## Required task
Output the material below in full, exactly as it is.
——
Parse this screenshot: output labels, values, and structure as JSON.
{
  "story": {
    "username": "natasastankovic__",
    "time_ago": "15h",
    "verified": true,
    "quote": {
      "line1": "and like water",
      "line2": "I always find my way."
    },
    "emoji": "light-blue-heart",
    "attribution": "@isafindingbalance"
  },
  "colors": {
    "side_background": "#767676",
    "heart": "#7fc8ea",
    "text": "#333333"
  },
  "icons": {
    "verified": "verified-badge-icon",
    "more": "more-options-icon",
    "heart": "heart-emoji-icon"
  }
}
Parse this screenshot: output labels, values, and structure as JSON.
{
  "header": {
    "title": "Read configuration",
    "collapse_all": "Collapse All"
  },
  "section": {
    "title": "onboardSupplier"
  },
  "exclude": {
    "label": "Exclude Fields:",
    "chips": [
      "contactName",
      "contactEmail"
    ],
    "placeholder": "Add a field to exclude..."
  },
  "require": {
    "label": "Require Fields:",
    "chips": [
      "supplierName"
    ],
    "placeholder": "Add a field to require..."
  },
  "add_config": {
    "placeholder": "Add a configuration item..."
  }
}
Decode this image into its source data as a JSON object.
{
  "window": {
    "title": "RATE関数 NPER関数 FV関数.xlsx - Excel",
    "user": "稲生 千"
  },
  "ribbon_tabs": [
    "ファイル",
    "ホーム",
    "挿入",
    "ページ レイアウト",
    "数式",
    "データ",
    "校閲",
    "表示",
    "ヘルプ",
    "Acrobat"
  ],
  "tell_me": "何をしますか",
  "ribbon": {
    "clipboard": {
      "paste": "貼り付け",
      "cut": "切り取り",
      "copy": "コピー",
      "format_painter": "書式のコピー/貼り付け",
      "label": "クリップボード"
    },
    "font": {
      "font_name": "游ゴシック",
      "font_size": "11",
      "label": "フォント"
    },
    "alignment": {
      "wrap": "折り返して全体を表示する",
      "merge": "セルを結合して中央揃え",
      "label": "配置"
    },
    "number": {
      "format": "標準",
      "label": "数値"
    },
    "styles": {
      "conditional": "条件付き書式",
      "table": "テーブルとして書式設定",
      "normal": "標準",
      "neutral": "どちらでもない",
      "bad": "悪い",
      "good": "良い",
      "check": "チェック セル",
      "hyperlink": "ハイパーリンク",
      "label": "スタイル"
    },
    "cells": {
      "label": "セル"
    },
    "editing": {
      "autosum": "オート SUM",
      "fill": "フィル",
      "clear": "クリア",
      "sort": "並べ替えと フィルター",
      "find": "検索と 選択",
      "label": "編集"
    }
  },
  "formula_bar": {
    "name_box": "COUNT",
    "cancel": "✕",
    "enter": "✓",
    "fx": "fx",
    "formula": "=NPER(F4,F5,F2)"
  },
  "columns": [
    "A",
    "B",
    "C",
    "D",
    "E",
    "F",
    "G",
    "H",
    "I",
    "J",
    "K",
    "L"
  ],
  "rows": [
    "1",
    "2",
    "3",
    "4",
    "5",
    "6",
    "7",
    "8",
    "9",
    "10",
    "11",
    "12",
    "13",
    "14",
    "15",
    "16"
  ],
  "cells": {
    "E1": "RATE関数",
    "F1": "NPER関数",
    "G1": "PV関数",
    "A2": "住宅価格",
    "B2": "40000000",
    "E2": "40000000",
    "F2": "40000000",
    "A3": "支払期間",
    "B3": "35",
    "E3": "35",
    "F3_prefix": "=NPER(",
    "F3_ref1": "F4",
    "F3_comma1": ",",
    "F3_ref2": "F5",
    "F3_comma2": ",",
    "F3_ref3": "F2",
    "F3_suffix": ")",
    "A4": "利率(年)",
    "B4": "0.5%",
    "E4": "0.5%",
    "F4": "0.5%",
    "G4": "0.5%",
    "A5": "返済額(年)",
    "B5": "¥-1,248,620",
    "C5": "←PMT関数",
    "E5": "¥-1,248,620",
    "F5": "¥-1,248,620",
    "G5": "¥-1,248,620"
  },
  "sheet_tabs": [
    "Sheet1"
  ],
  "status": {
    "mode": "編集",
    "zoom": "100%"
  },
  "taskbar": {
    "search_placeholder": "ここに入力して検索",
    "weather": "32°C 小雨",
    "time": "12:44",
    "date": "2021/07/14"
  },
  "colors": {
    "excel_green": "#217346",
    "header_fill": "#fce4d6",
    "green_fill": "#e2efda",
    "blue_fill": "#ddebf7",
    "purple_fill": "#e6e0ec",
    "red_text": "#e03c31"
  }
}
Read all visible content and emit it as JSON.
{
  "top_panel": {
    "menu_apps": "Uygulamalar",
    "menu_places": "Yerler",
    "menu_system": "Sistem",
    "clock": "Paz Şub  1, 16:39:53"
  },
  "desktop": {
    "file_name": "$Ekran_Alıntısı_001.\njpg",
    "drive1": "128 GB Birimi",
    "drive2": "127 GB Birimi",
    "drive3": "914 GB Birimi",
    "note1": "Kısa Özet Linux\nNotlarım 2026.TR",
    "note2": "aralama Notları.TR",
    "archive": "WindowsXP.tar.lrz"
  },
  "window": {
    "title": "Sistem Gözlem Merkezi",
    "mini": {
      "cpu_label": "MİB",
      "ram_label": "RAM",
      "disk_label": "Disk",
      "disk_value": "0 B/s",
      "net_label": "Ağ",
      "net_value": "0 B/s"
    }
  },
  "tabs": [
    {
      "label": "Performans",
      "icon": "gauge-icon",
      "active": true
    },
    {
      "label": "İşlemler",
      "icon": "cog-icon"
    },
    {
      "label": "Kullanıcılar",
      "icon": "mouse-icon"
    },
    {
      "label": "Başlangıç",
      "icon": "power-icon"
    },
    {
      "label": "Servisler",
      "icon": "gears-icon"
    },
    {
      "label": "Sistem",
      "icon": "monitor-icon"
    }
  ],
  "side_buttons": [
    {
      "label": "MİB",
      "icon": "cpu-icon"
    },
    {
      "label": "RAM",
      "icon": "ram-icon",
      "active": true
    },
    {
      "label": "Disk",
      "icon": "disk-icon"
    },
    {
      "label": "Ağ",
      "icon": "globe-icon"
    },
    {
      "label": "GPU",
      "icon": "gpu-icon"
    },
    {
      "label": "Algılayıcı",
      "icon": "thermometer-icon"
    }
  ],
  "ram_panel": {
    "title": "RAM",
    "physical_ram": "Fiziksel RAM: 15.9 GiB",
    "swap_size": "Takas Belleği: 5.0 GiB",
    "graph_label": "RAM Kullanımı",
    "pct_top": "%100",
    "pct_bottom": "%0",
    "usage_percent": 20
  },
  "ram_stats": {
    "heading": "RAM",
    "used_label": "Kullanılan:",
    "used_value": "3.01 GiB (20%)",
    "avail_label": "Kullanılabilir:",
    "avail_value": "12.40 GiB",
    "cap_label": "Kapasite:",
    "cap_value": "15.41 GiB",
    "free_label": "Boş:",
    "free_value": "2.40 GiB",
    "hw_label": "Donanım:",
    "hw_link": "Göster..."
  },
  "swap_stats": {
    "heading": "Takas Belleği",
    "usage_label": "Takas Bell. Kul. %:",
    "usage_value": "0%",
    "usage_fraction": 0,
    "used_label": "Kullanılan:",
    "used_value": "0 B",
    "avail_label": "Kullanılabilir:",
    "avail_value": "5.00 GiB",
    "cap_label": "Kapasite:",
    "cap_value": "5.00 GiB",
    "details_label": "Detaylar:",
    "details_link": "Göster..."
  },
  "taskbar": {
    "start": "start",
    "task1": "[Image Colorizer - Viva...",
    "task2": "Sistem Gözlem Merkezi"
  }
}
——
## Exercise response
Parse this screenshot: output labels, values, and structure as JSON.
{
  "story": {
    "username": "natasastankovic__",
    "time_ago": "15h",
    "verified": true,
    "quote": {
      "line1": "and like water",
      "line2": "I always find my way."
    },
    "emoji": "light-blue-heart",
    "attribution": "@isafindingbalance"
  },
  "colors": {
    "side_background": "#767676",
    "heart": "#7fc8ea",
    "text": "#333333"
  },
  "icons": {
    "verified": "verified-badge-icon",
    "more": "more-options-icon",
    "heart": "heart-emoji-icon"
  }
}
Parse this screenshot: output labels, values, and structure as JSON.
{
  "header": {
    "title": "Read configuration",
    "collapse_all": "Collapse All"
  },
  "section": {
    "title": "onboardSupplier"
  },
  "exclude": {
    "label": "Exclude Fields:",
    "chips": [
      "contactName",
      "contactEmail"
    ],
    "placeholder": "Add a field to exclude..."
  },
  "require": {
    "label": "Require Fields:",
    "chips": [
      "supplierName"
    ],
    "placeholder": "Add a field to require..."
  },
  "add_config": {
    "placeholder": "Add a configuration item..."
  }
}
Decode this image into its source data as a JSON object.
{
  "window": {
    "title": "RATE関数 NPER関数 FV関数.xlsx - Excel",
    "user": "稲生 千"
  },
  "ribbon_tabs": [
    "ファイル",
    "ホーム",
    "挿入",
    "ページ レイアウト",
    "数式",
    "データ",
    "校閲",
    "表示",
    "ヘルプ",
    "Acrobat"
  ],
  "tell_me": "何をしますか",
  "ribbon": {
    "clipboard": {
      "paste": "貼り付け",
      "cut": "切り取り",
      "copy": "コピー",
      "format_painter": "書式のコピー/貼り付け",
      "label": "クリップボード"
    },
    "font": {
      "font_name": "游ゴシック",
      "font_size": "11",
      "label": "フォント"
    },
    "alignment": {
      "wrap": "折り返して全体を表示する",
      "merge": "セルを結合して中央揃え",
      "label": "配置"
    },
    "number": {
      "format": "標準",
      "label": "数値"
    },
    "styles": {
      "conditional": "条件付き書式",
      "table": "テーブルとして書式設定",
      "normal": "標準",
      "neutral": "どちらでもない",
      "bad": "悪い",
      "good": "良い",
      "check": "チェック セル",
      "hyperlink": "ハイパーリンク",
      "label": "スタイル"
    },
    "cells": {
      "label": "セル"
    },
    "editing": {
      "autosum": "オート SUM",
      "fill": "フィル",
      "clear": "クリア",
      "sort": "並べ替えと フィルター",
      "find": "検索と 選択",
      "label": "編集"
    }
  },
  "formula_bar": {
    "name_box": "COUNT",
    "cancel": "✕",
    "enter": "✓",
    "fx": "fx",
    "formula": "=NPER(F4,F5,F2)"
  },
  "columns": [
    "A",
    "B",
    "C",
    "D",
    "E",
    "F",
    "G",
    "H",
    "I",
    "J",
    "K",
    "L"
  ],
  "rows": [
    "1",
    "2",
    "3",
    "4",
    "5",
    "6",
    "7",
    "8",
    "9",
    "10",
    "11",
    "12",
    "13",
    "14",
    "15",
    "16"
  ],
  "cells": {
    "E1": "RATE関数",
    "F1": "NPER関数",
    "G1": "PV関数",
    "A2": "住宅価格",
    "B2": "40000000",
    "E2": "40000000",
    "F2": "40000000",
    "A3": "支払期間",
    "B3": "35",
    "E3": "35",
    "F3_prefix": "=NPER(",
    "F3_ref1": "F4",
    "F3_comma1": ",",
    "F3_ref2": "F5",
    "F3_comma2": ",",
    "F3_ref3": "F2",
    "F3_suffix": ")",
    "A4": "利率(年)",
    "B4": "0.5%",
    "E4": "0.5%",
    "F4": "0.5%",
    "G4": "0.5%",
    "A5": "返済額(年)",
    "B5": "¥-1,248,620",
    "C5": "←PMT関数",
    "E5": "¥-1,248,620",
    "F5": "¥-1,248,620",
    "G5": "¥-1,248,620"
  },
  "sheet_tabs": [
    "Sheet1"
  ],
  "status": {
    "mode": "編集",
    "zoom": "100%"
  },
  "taskbar": {
    "search_placeholder": "ここに入力して検索",
    "weather": "32°C 小雨",
    "time": "12:44",
    "date": "2021/07/14"
  },
  "colors": {
    "excel_green": "#217346",
    "header_fill": "#fce4d6",
    "green_fill": "#e2efda",
    "blue_fill": "#ddebf7",
    "purple_fill": "#e6e0ec",
    "red_text": "#e03c31"
  }
}
Read all visible content and emit it as JSON.
{
  "top_panel": {
    "menu_apps": "Uygulamalar",
    "menu_places": "Yerler",
    "menu_system": "Sistem",
    "clock": "Paz Şub  1, 16:39:53"
  },
  "desktop": {
    "file_name": "$Ekran_Alıntısı_001.\njpg",
    "drive1": "128 GB Birimi",
    "drive2": "127 GB Birimi",
    "drive3": "914 GB Birimi",
    "note1": "Kısa Özet Linux\nNotlarım 2026.TR",
    "note2": "aralama Notları.TR",
    "archive": "WindowsXP.tar.lrz"
  },
  "window": {
    "title": "Sistem Gözlem Merkezi",
    "mini": {
      "cpu_label": "MİB",
      "ram_label": "RAM",
      "disk_label": "Disk",
      "disk_value": "0 B/s",
      "net_label": "Ağ",
      "net_value": "0 B/s"
    }
  },
  "tabs": [
    {
      "label": "Performans",
      "icon": "gauge-icon",
      "active": true
    },
    {
      "label": "İşlemler",
      "icon": "cog-icon"
    },
    {
      "label": "Kullanıcılar",
      "icon": "mouse-icon"
    },
    {
      "label": "Başlangıç",
      "icon": "power-icon"
    },
    {
      "label": "Servisler",
      "icon": "gears-icon"
    },
    {
      "label": "Sistem",
      "icon": "monitor-icon"
    }
  ],
  "side_buttons": [
    {
      "label": "MİB",
      "icon": "cpu-icon"
    },
    {
      "label": "RAM",
      "icon": "ram-icon",
      "active": true
    },
    {
      "label": "Disk",
      "icon": "disk-icon"
    },
    {
      "label": "Ağ",
      "icon": "globe-icon"
    },
    {
      "label": "GPU",
      "icon": "gpu-icon"
    },
    {
      "label": "Algılayıcı",
      "icon": "thermometer-icon"
    }
  ],
  "ram_panel": {
    "title": "RAM",
    "physical_ram": "Fiziksel RAM: 15.9 GiB",
    "swap_size": "Takas Belleği: 5.0 GiB",
    "graph_label": "RAM Kullanımı",
    "pct_top": "%100",
    "pct_bottom": "%0",
    "usage_percent": 20
  },
  "ram_stats": {
    "heading": "RAM",
    "used_label": "Kullanılan:",
    "used_value": "3.01 GiB (20%)",
    "avail_label": "Kullanılabilir:",
    "avail_value": "12.40 GiB",
    "cap_label": "Kapasite:",
    "cap_value": "15.41 GiB",
    "free_label": "Boş:",
    "free_value": "2.40 GiB",
    "hw_label": "Donanım:",
    "hw_link": "Göster..."
  },
  "swap_stats": {
    "heading": "Takas Belleği",
    "usage_label": "Takas Bell. Kul. %:",
    "usage_value": "0%",
    "usage_fraction": 0,
    "used_label": "Kullanılan:",
    "used_value": "0 B",
    "avail_label": "Kullanılabilir:",
    "avail_value": "5.00 GiB",
    "cap_label": "Kapasite:",
    "cap_value": "5.00 GiB",
    "details_label": "Detaylar:",
    "details_link": "Göster..."
  },
  "taskbar": {
    "start": "start",
    "task1": "[Image Colorizer - Viva...",
    "task2": "Sistem Gözlem Merkezi"
  }
}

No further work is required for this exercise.